* **PROBLEM TO WORK ON**
Write out all records as given; omit images.
** begin EXTRACTED DATA **
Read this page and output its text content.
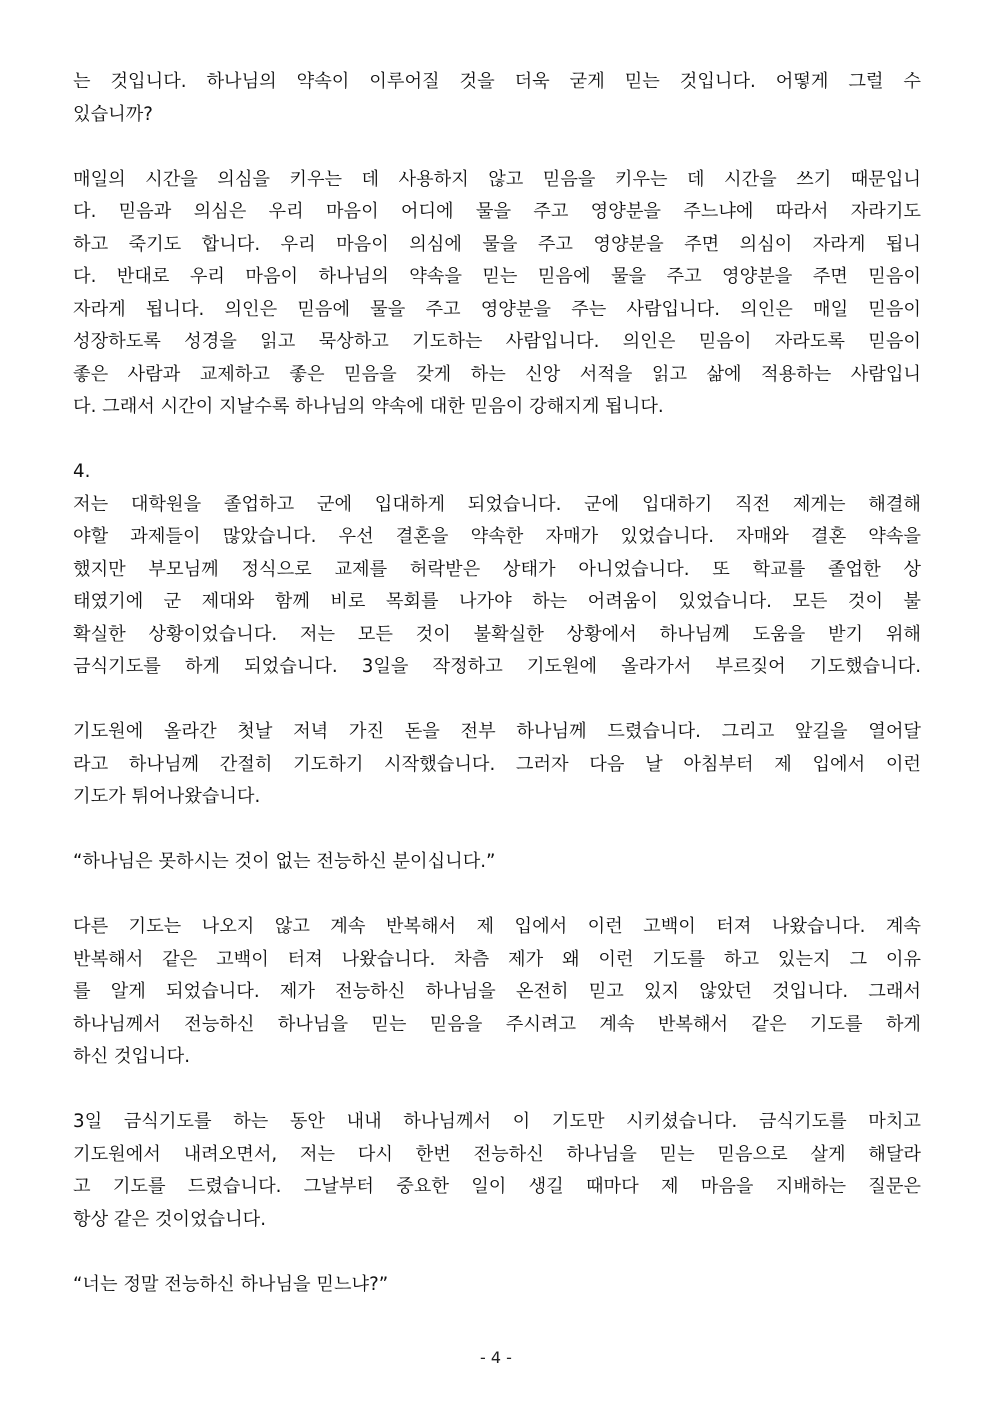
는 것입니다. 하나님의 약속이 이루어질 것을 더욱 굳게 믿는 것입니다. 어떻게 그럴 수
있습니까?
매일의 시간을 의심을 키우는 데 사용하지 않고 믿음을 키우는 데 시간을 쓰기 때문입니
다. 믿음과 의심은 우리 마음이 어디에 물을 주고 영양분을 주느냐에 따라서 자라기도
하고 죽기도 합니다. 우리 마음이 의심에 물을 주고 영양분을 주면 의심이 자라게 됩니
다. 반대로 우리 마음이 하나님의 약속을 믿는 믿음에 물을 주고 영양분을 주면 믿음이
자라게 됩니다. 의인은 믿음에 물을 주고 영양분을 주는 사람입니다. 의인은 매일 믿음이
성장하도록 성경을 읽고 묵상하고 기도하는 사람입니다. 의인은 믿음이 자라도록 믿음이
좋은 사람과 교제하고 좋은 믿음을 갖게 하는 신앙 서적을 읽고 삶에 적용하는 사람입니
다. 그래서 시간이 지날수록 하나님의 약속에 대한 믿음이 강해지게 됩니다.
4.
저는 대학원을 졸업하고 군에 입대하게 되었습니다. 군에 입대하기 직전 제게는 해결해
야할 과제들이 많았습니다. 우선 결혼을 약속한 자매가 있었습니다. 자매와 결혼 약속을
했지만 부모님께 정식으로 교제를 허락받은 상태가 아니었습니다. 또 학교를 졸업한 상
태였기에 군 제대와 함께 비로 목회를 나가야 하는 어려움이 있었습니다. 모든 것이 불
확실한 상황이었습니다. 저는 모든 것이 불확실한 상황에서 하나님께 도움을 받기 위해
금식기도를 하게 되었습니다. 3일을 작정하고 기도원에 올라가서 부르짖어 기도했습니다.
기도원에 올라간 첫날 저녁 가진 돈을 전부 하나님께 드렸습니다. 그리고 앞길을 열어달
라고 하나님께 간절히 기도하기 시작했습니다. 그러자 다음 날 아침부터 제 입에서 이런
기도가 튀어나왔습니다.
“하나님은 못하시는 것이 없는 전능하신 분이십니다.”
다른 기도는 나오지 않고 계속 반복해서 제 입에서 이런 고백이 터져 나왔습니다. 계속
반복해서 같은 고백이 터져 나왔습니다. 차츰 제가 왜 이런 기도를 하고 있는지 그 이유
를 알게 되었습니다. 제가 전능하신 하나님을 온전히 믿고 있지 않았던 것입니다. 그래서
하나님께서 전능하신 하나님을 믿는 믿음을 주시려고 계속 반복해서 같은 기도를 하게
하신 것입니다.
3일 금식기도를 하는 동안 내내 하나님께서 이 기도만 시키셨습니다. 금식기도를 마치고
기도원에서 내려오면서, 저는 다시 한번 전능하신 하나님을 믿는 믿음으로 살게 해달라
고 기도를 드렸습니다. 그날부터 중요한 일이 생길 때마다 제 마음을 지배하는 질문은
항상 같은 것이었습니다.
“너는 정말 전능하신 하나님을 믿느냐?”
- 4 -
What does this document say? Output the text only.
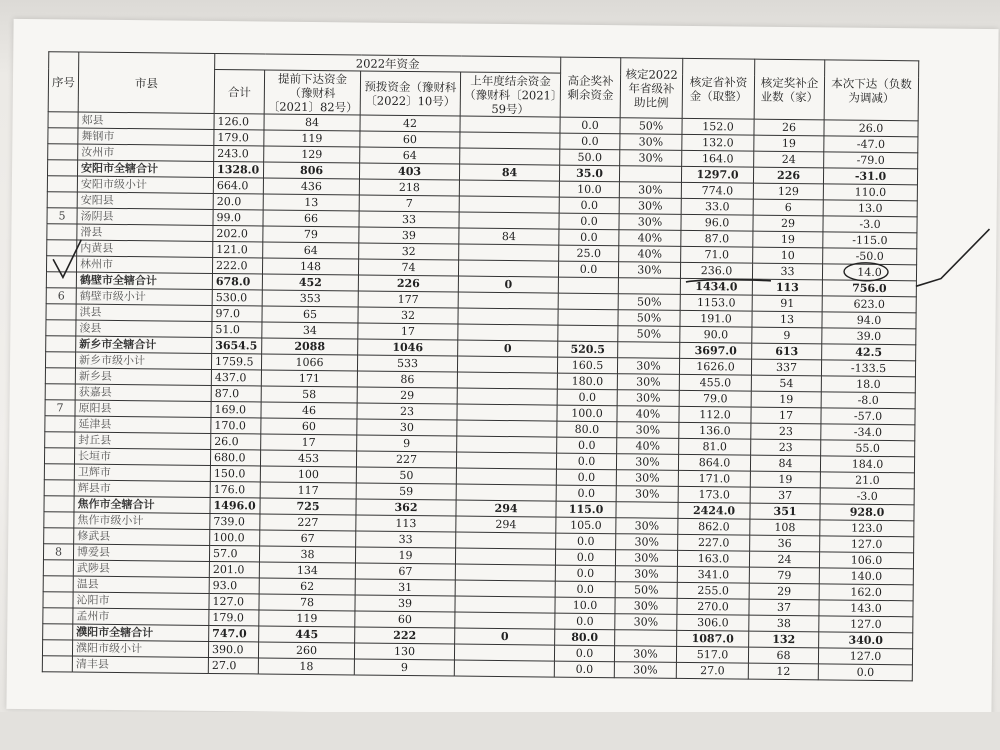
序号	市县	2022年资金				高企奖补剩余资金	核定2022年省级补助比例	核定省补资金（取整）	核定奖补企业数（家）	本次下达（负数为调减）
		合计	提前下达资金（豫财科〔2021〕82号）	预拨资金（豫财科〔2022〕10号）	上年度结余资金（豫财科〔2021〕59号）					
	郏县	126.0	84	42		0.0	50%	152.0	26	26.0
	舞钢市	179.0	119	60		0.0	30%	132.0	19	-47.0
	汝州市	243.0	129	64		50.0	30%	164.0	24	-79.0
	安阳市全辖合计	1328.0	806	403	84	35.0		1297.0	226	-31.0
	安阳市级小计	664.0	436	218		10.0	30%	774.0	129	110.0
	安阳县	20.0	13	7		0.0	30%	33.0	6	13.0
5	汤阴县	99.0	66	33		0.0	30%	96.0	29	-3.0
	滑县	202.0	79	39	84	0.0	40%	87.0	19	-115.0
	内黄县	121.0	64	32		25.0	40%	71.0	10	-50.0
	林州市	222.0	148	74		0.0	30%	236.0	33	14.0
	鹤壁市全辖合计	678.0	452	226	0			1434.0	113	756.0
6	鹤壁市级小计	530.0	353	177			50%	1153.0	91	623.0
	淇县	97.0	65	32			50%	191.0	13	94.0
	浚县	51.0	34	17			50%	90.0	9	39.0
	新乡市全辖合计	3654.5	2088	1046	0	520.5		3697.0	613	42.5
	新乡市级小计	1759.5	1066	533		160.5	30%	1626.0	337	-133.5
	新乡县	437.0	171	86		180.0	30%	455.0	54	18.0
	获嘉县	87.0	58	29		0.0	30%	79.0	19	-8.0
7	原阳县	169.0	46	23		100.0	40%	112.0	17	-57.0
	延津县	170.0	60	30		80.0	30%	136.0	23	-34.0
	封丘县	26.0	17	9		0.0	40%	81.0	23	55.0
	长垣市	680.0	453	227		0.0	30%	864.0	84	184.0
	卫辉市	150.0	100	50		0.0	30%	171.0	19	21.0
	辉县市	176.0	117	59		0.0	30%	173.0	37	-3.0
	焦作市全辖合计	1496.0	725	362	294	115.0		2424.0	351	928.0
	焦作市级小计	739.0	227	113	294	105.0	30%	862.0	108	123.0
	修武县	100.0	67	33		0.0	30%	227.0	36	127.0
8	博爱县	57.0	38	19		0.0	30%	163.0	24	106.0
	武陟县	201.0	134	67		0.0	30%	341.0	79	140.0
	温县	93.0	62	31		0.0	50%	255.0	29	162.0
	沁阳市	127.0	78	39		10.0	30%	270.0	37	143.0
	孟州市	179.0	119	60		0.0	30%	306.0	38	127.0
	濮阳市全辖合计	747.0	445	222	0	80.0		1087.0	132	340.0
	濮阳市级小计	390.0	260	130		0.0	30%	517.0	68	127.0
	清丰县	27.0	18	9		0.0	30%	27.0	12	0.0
** end EXTRACTED DATA **
* **ANSWER TO THIS TASK**
Read this page and output its text content.
는 것입니다. 하나님의 약속이 이루어질 것을 더욱 굳게 믿는 것입니다. 어떻게 그럴 수
있습니까?
매일의 시간을 의심을 키우는 데 사용하지 않고 믿음을 키우는 데 시간을 쓰기 때문입니
다. 믿음과 의심은 우리 마음이 어디에 물을 주고 영양분을 주느냐에 따라서 자라기도
하고 죽기도 합니다. 우리 마음이 의심에 물을 주고 영양분을 주면 의심이 자라게 됩니
다. 반대로 우리 마음이 하나님의 약속을 믿는 믿음에 물을 주고 영양분을 주면 믿음이
자라게 됩니다. 의인은 믿음에 물을 주고 영양분을 주는 사람입니다. 의인은 매일 믿음이
성장하도록 성경을 읽고 묵상하고 기도하는 사람입니다. 의인은 믿음이 자라도록 믿음이
좋은 사람과 교제하고 좋은 믿음을 갖게 하는 신앙 서적을 읽고 삶에 적용하는 사람입니
다. 그래서 시간이 지날수록 하나님의 약속에 대한 믿음이 강해지게 됩니다.
4.
저는 대학원을 졸업하고 군에 입대하게 되었습니다. 군에 입대하기 직전 제게는 해결해
야할 과제들이 많았습니다. 우선 결혼을 약속한 자매가 있었습니다. 자매와 결혼 약속을
했지만 부모님께 정식으로 교제를 허락받은 상태가 아니었습니다. 또 학교를 졸업한 상
태였기에 군 제대와 함께 비로 목회를 나가야 하는 어려움이 있었습니다. 모든 것이 불
확실한 상황이었습니다. 저는 모든 것이 불확실한 상황에서 하나님께 도움을 받기 위해
금식기도를 하게 되었습니다. 3일을 작정하고 기도원에 올라가서 부르짖어 기도했습니다.
기도원에 올라간 첫날 저녁 가진 돈을 전부 하나님께 드렸습니다. 그리고 앞길을 열어달
라고 하나님께 간절히 기도하기 시작했습니다. 그러자 다음 날 아침부터 제 입에서 이런
기도가 튀어나왔습니다.
“하나님은 못하시는 것이 없는 전능하신 분이십니다.”
다른 기도는 나오지 않고 계속 반복해서 제 입에서 이런 고백이 터져 나왔습니다. 계속
반복해서 같은 고백이 터져 나왔습니다. 차츰 제가 왜 이런 기도를 하고 있는지 그 이유
를 알게 되었습니다. 제가 전능하신 하나님을 온전히 믿고 있지 않았던 것입니다. 그래서
하나님께서 전능하신 하나님을 믿는 믿음을 주시려고 계속 반복해서 같은 기도를 하게
하신 것입니다.
3일 금식기도를 하는 동안 내내 하나님께서 이 기도만 시키셨습니다. 금식기도를 마치고
기도원에서 내려오면서, 저는 다시 한번 전능하신 하나님을 믿는 믿음으로 살게 해달라
고 기도를 드렸습니다. 그날부터 중요한 일이 생길 때마다 제 마음을 지배하는 질문은
항상 같은 것이었습니다.
“너는 정말 전능하신 하나님을 믿느냐?”
- 4 -
What does this document say? Output the text only.
序号	市县	2022年资金				高企奖补剩余资金	核定2022年省级补助比例	核定省补资金（取整）	核定奖补企业数（家）	本次下达（负数为调减）
		合计	提前下达资金（豫财科〔2021〕82号）	预拨资金（豫财科〔2022〕10号）	上年度结余资金（豫财科〔2021〕59号）					
	郏县	126.0	84	42		0.0	50%	152.0	26	26.0
	舞钢市	179.0	119	60		0.0	30%	132.0	19	-47.0
	汝州市	243.0	129	64		50.0	30%	164.0	24	-79.0
	安阳市全辖合计	1328.0	806	403	84	35.0		1297.0	226	-31.0
	安阳市级小计	664.0	436	218		10.0	30%	774.0	129	110.0
	安阳县	20.0	13	7		0.0	30%	33.0	6	13.0
5	汤阴县	99.0	66	33		0.0	30%	96.0	29	-3.0
	滑县	202.0	79	39	84	0.0	40%	87.0	19	-115.0
	内黄县	121.0	64	32		25.0	40%	71.0	10	-50.0
	林州市	222.0	148	74		0.0	30%	236.0	33	14.0
	鹤壁市全辖合计	678.0	452	226	0			1434.0	113	756.0
6	鹤壁市级小计	530.0	353	177			50%	1153.0	91	623.0
	淇县	97.0	65	32			50%	191.0	13	94.0
	浚县	51.0	34	17			50%	90.0	9	39.0
	新乡市全辖合计	3654.5	2088	1046	0	520.5		3697.0	613	42.5
	新乡市级小计	1759.5	1066	533		160.5	30%	1626.0	337	-133.5
	新乡县	437.0	171	86		180.0	30%	455.0	54	18.0
	获嘉县	87.0	58	29		0.0	30%	79.0	19	-8.0
7	原阳县	169.0	46	23		100.0	40%	112.0	17	-57.0
	延津县	170.0	60	30		80.0	30%	136.0	23	-34.0
	封丘县	26.0	17	9		0.0	40%	81.0	23	55.0
	长垣市	680.0	453	227		0.0	30%	864.0	84	184.0
	卫辉市	150.0	100	50		0.0	30%	171.0	19	21.0
	辉县市	176.0	117	59		0.0	30%	173.0	37	-3.0
	焦作市全辖合计	1496.0	725	362	294	115.0		2424.0	351	928.0
	焦作市级小计	739.0	227	113	294	105.0	30%	862.0	108	123.0
	修武县	100.0	67	33		0.0	30%	227.0	36	127.0
8	博爱县	57.0	38	19		0.0	30%	163.0	24	106.0
	武陟县	201.0	134	67		0.0	30%	341.0	79	140.0
	温县	93.0	62	31		0.0	50%	255.0	29	162.0
	沁阳市	127.0	78	39		10.0	30%	270.0	37	143.0
	孟州市	179.0	119	60		0.0	30%	306.0	38	127.0
	濮阳市全辖合计	747.0	445	222	0	80.0		1087.0	132	340.0
	濮阳市级小计	390.0	260	130		0.0	30%	517.0	68	127.0
	清丰县	27.0	18	9		0.0	30%	27.0	12	0.0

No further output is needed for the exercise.